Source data

◆ ◆ ◆ ◆ ◆

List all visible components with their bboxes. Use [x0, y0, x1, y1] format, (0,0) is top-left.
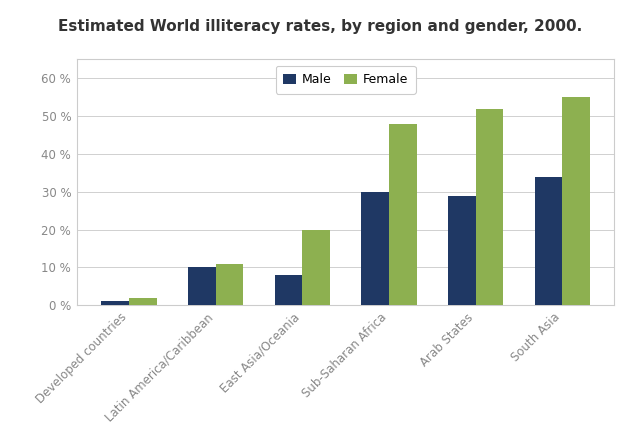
- Bar: [188, 268, 216, 305]
- Text: Estimated World illiteracy rates, by region and gender, 2000.: Estimated World illiteracy rates, by reg…: [58, 19, 582, 34]
- Bar: [275, 275, 302, 305]
- Bar: [389, 124, 417, 305]
- Bar: [129, 298, 157, 305]
- Bar: [534, 177, 562, 305]
- Bar: [448, 195, 476, 305]
- Legend: Male, Female: Male, Female: [276, 66, 415, 94]
- Bar: [562, 97, 590, 305]
- Bar: [361, 192, 389, 305]
- Bar: [101, 301, 129, 305]
- Bar: [302, 230, 330, 305]
- Bar: [476, 109, 503, 305]
- Bar: [216, 264, 243, 305]
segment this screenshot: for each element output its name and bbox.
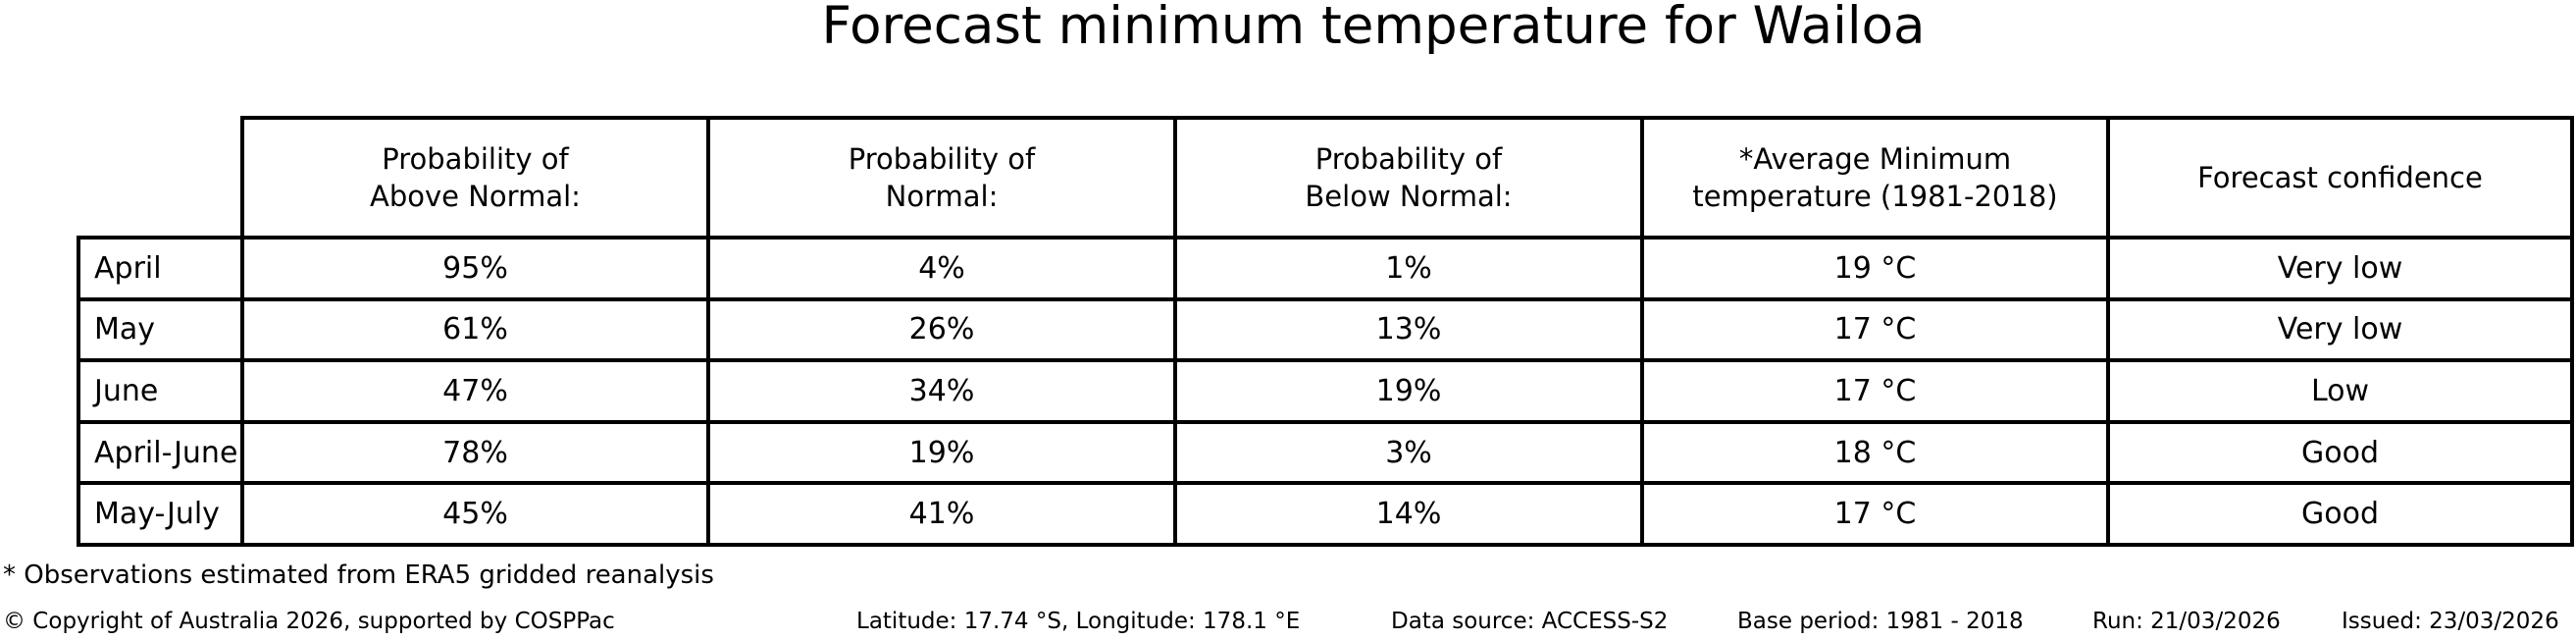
row-label: April xyxy=(77,236,244,301)
confidence-cell: Very low xyxy=(2106,236,2574,301)
location-coordinates-text: Latitude: 17.74 °S, Longitude: 178.1 °E xyxy=(856,609,1301,634)
avg-min-temp-cell: 17 °C xyxy=(1640,358,2110,424)
confidence-cell: Good xyxy=(2106,481,2574,547)
table-row-june: June 47% 34% 19% 17 °C Low xyxy=(77,358,2574,424)
prob-above-cell: 45% xyxy=(240,481,710,547)
table-row-april-june: April-June 78% 19% 3% 18 °C Good xyxy=(77,419,2574,486)
issued-date-text: Issued: 23/03/2026 xyxy=(2342,609,2559,634)
avg-min-temp-cell: 17 °C xyxy=(1640,296,2110,363)
header-avg-min-temp: *Average Minimum temperature (1981-2018) xyxy=(1640,116,2110,240)
prob-below-cell: 3% xyxy=(1173,419,1644,486)
prob-above-cell: 61% xyxy=(240,296,710,363)
prob-normal-cell: 19% xyxy=(706,419,1177,486)
observations-footnote: * Observations estimated from ERA5 gridd… xyxy=(3,560,714,590)
prob-below-cell: 13% xyxy=(1173,296,1644,363)
table-header: Probability of Above Normal: Probability… xyxy=(78,116,2574,240)
base-period-text: Base period: 1981 - 2018 xyxy=(1737,609,2024,634)
copyright-text: © Copyright of Australia 2026, supported… xyxy=(3,609,615,634)
avg-min-temp-cell: 19 °C xyxy=(1640,236,2110,301)
prob-above-cell: 47% xyxy=(240,358,710,424)
row-label: May-July xyxy=(77,481,244,547)
header-below-normal: Probability of Below Normal: xyxy=(1173,116,1644,240)
confidence-cell: Good xyxy=(2106,419,2574,486)
corner-blank-cell xyxy=(78,118,242,238)
confidence-cell: Very low xyxy=(2106,296,2574,363)
header-forecast-confidence: Forecast confidence xyxy=(2106,116,2574,240)
prob-above-cell: 95% xyxy=(240,236,710,301)
table-row-may-july: May-July 45% 41% 14% 17 °C Good xyxy=(77,481,2574,547)
forecast-table: Probability of Above Normal: Probability… xyxy=(77,116,2574,547)
header-above-normal: Probability of Above Normal: xyxy=(240,116,710,240)
table-row-april: April 95% 4% 1% 19 °C Very low xyxy=(77,236,2574,301)
row-label: April-June xyxy=(77,419,244,486)
page-title: Forecast minimum temperature for Wailoa xyxy=(821,0,1926,56)
row-label: May xyxy=(77,296,244,363)
header-normal: Probability of Normal: xyxy=(706,116,1177,240)
table-row-may: May 61% 26% 13% 17 °C Very low xyxy=(77,296,2574,363)
prob-below-cell: 14% xyxy=(1173,481,1644,547)
prob-below-cell: 1% xyxy=(1173,236,1644,301)
header-row: Probability of Above Normal: Probability… xyxy=(78,116,2574,240)
prob-above-cell: 78% xyxy=(240,419,710,486)
confidence-cell: Low xyxy=(2106,358,2574,424)
avg-min-temp-cell: 17 °C xyxy=(1640,481,2110,547)
table-body: April 95% 4% 1% 19 °C Very low May 61% 2… xyxy=(77,236,2574,547)
prob-normal-cell: 4% xyxy=(706,236,1177,301)
run-date-text: Run: 21/03/2026 xyxy=(2092,609,2281,634)
prob-below-cell: 19% xyxy=(1173,358,1644,424)
row-label: June xyxy=(77,358,244,424)
prob-normal-cell: 26% xyxy=(706,296,1177,363)
prob-normal-cell: 34% xyxy=(706,358,1177,424)
avg-min-temp-cell: 18 °C xyxy=(1640,419,2110,486)
data-source-text: Data source: ACCESS-S2 xyxy=(1391,609,1669,634)
prob-normal-cell: 41% xyxy=(706,481,1177,547)
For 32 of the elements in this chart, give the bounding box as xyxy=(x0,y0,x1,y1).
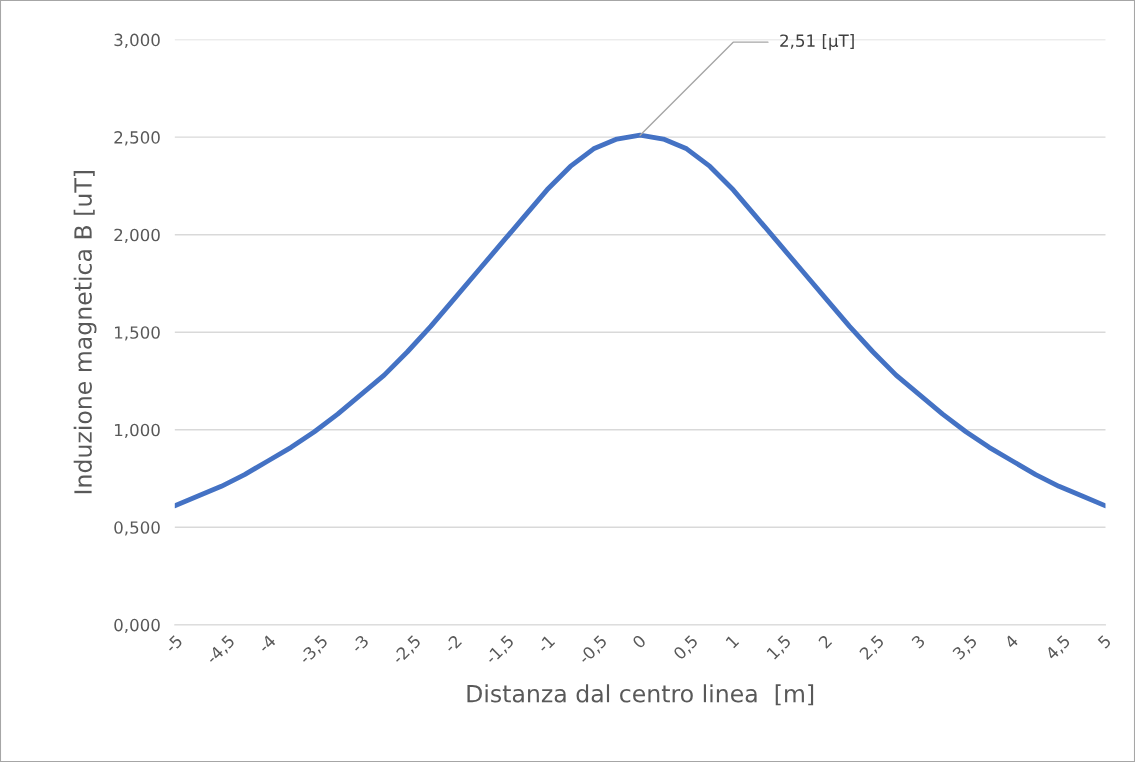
x-tick-label: -1,5 xyxy=(484,634,516,666)
x-tick-label: 1,5 xyxy=(766,634,793,661)
y-tick-label: 0,500 xyxy=(114,521,160,536)
x-tick-label: 2,5 xyxy=(858,634,886,662)
line-series xyxy=(174,132,1106,509)
x-axis-title: Distanza dal centro linea [m] xyxy=(467,684,814,706)
x-tick-label: 5 xyxy=(1097,634,1112,649)
x-tick-label: -5 xyxy=(164,634,184,654)
x-tick-label: 1 xyxy=(725,634,740,649)
y-axis-title: Induzione magnetica B [uT] xyxy=(73,171,97,494)
x-tick-label: -2,5 xyxy=(391,634,423,666)
y-tick-label: 1,000 xyxy=(115,423,160,439)
x-tick-label: -2 xyxy=(443,634,462,654)
annotation: 2,51 [μT] xyxy=(780,34,854,51)
y-tick-label: 3,000 xyxy=(114,33,160,48)
x-tick-label: 0 xyxy=(631,634,647,650)
x-tick-label: -3 xyxy=(350,634,370,654)
x-tick-label: 4,5 xyxy=(1044,634,1072,662)
x-tick-label: 3 xyxy=(911,634,926,649)
x-tick-label: 4 xyxy=(1003,634,1019,650)
x-tick-label: 0,5 xyxy=(672,634,700,662)
y-tick-label: 1,500 xyxy=(115,326,160,341)
y-tick-label: 2,000 xyxy=(114,228,160,243)
x-tick-label: -4 xyxy=(257,634,277,654)
x-tick-label: -1 xyxy=(536,634,556,654)
y-tick-label: 2,500 xyxy=(114,131,160,146)
x-tick-label: -0,5 xyxy=(577,634,609,666)
x-tick-label: 2 xyxy=(817,634,833,649)
x-tick-label: -4,5 xyxy=(205,634,237,666)
x-tick-label: -3,5 xyxy=(297,634,330,666)
y-tick-label: 0,000 xyxy=(114,618,160,634)
x-tick-label: 3,5 xyxy=(951,634,979,662)
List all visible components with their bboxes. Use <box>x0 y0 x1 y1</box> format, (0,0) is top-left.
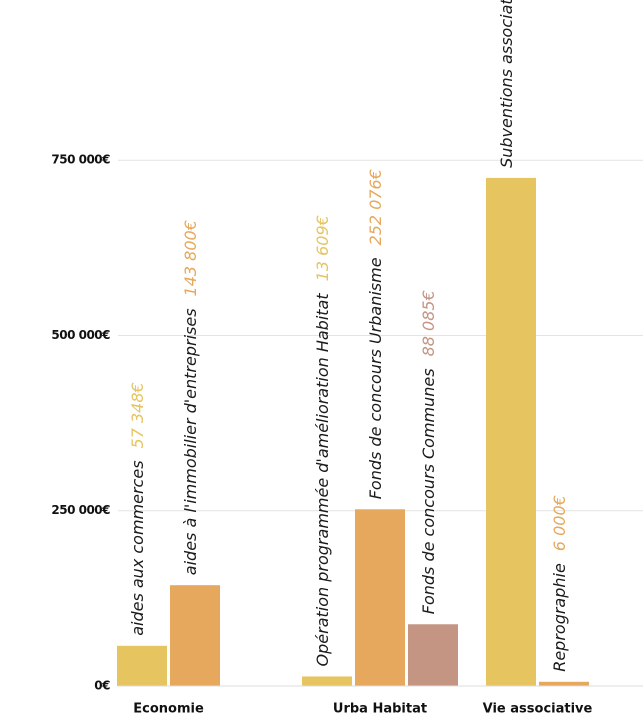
value-label: 57 348€ <box>128 382 147 448</box>
bar-name: Fonds de concours Communes <box>419 368 438 614</box>
bar <box>302 676 352 686</box>
bar-name: Subventions associations <box>497 0 516 168</box>
bar-label: aides à l'immobilier d'entreprises 143 80… <box>181 220 200 575</box>
y-tick-label: 500 000€ <box>51 328 110 342</box>
value-label: 143 800€ <box>181 220 200 296</box>
bar <box>486 177 536 686</box>
x-tick-label: Vie associative <box>483 702 593 717</box>
value-label: 252 076€ <box>366 169 385 245</box>
bar-name: Reprographie <box>550 563 569 672</box>
bar <box>355 509 405 686</box>
value-label: 88 085€ <box>419 290 438 356</box>
x-tick-label: Economie <box>133 702 204 717</box>
bar-name: aides aux commerces <box>128 460 147 635</box>
bar-label: Subventions associations724 747€ <box>497 0 516 168</box>
bar-label: Opération programmée d'amélioration Habi… <box>313 215 332 666</box>
bar-label: Reprographie 6 000€ <box>550 495 569 672</box>
y-tick-label: 250 000€ <box>51 503 110 517</box>
bar-label: Fonds de concours Communes 88 085€ <box>419 290 438 614</box>
value-label: 6 000€ <box>550 495 569 551</box>
bar-label: Fonds de concours Urbanisme 252 076€ <box>366 169 385 499</box>
bar-name: aides à l'immobilier d'entreprises <box>181 308 200 575</box>
bar <box>117 645 167 686</box>
value-label: 13 609€ <box>313 215 332 281</box>
bar <box>170 585 220 686</box>
bar <box>408 624 458 686</box>
bar-name: Fonds de concours Urbanisme <box>366 257 385 499</box>
bar-name: Opération programmée d'amélioration Habi… <box>313 293 332 667</box>
bar-label: aides aux commerces 57 348€ <box>128 382 147 636</box>
y-tick-label: 750 000€ <box>51 153 110 167</box>
bar <box>539 681 589 686</box>
y-tick-label: 0€ <box>94 679 110 693</box>
x-tick-label: Urba Habitat <box>333 702 427 717</box>
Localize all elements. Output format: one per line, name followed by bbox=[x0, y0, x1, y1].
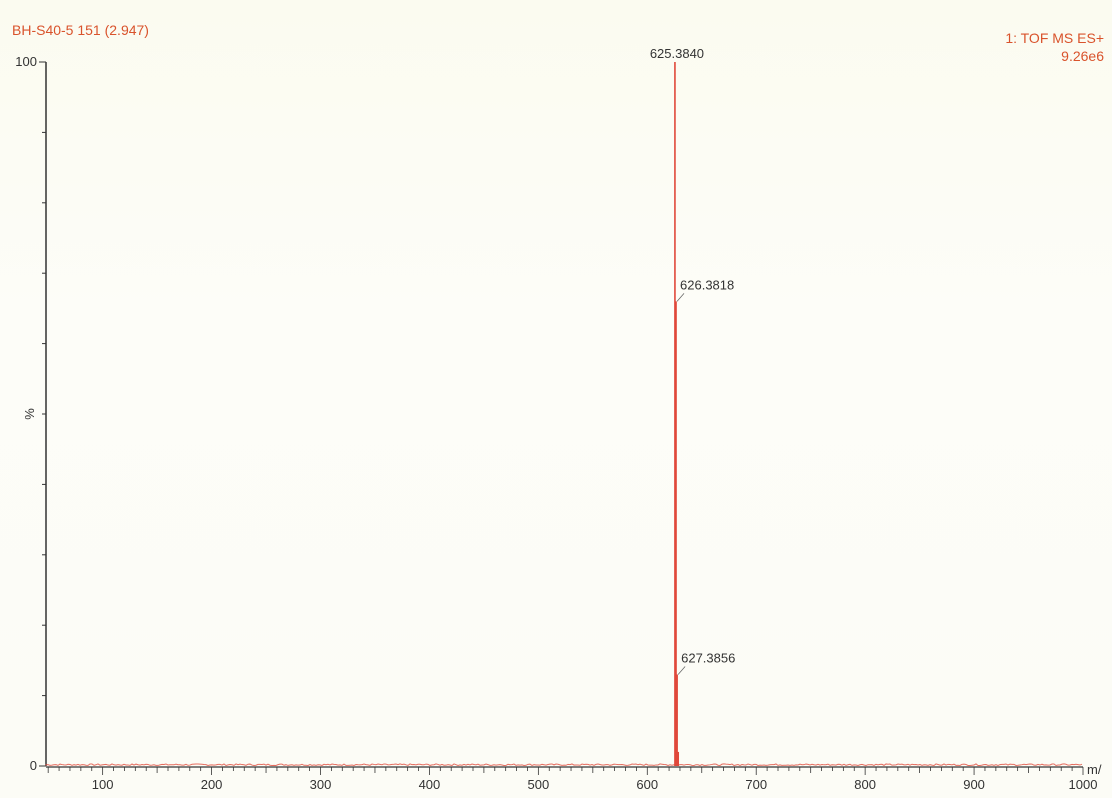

◆ ◆ ◆ ◆ ◆

# WORK TO DO:
Could you arrange the rows above as a JSON list of strings, one per line, starting with the first line and going on through the line with "segment this screenshot: for", both ends included? Leave out blank lines and the pictures.

# THE COMPLETED TASK:
[
  "List all visible components with their bboxes. Use [x0, y0, x1, y1] format, (0,0) is top-left.",
  "- Bar: [188, 268, 216, 305]",
  "- Text: Estimated World illiteracy rates, by region and gender, 2000.: Estimated World illiteracy rates, by reg…: [58, 19, 582, 34]",
  "- Bar: [275, 275, 302, 305]",
  "- Bar: [389, 124, 417, 305]",
  "- Bar: [129, 298, 157, 305]",
  "- Bar: [534, 177, 562, 305]",
  "- Bar: [448, 195, 476, 305]",
  "- Legend: Male, Female: Male, Female: [276, 66, 415, 94]",
  "- Bar: [562, 97, 590, 305]",
  "- Bar: [361, 192, 389, 305]",
  "- Bar: [101, 301, 129, 305]",
  "- Bar: [302, 230, 330, 305]",
  "- Bar: [476, 109, 503, 305]",
  "- Bar: [216, 264, 243, 305]",
  "segment this screenshot: for each element output its name and bbox."
]